WHAT TO PRODUCE. Identify all lines of the data containing the string "with" and copy them.

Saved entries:
%%

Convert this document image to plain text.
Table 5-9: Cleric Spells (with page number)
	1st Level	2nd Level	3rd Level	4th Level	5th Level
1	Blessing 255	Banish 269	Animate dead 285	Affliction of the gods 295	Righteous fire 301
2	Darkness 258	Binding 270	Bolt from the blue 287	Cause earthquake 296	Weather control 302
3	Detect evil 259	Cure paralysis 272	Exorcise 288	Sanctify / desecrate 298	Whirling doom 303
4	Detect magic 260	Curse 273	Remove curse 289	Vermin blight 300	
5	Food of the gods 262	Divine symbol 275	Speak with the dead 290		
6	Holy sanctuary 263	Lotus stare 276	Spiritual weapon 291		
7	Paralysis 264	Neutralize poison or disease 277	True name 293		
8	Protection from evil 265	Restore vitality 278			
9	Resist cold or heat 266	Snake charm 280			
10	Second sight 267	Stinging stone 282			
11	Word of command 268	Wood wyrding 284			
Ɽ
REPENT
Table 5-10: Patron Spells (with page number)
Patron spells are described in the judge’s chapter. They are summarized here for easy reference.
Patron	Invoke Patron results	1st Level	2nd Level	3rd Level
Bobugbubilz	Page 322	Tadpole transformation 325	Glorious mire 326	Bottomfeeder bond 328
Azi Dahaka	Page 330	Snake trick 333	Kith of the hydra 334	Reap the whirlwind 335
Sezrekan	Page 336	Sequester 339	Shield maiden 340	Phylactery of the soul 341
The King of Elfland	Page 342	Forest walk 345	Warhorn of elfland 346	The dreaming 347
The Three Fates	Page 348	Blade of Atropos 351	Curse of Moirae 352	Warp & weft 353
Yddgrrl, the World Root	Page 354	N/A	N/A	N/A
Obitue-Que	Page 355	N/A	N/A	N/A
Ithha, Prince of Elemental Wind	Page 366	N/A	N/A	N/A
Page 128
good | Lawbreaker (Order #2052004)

%%

TASK SOLUTION.
Table 5-9: Cleric Spells (with page number)
5	Food of the gods 262	Divine symbol 275	Speak with the dead 290		
Table 5-10: Patron Spells (with page number)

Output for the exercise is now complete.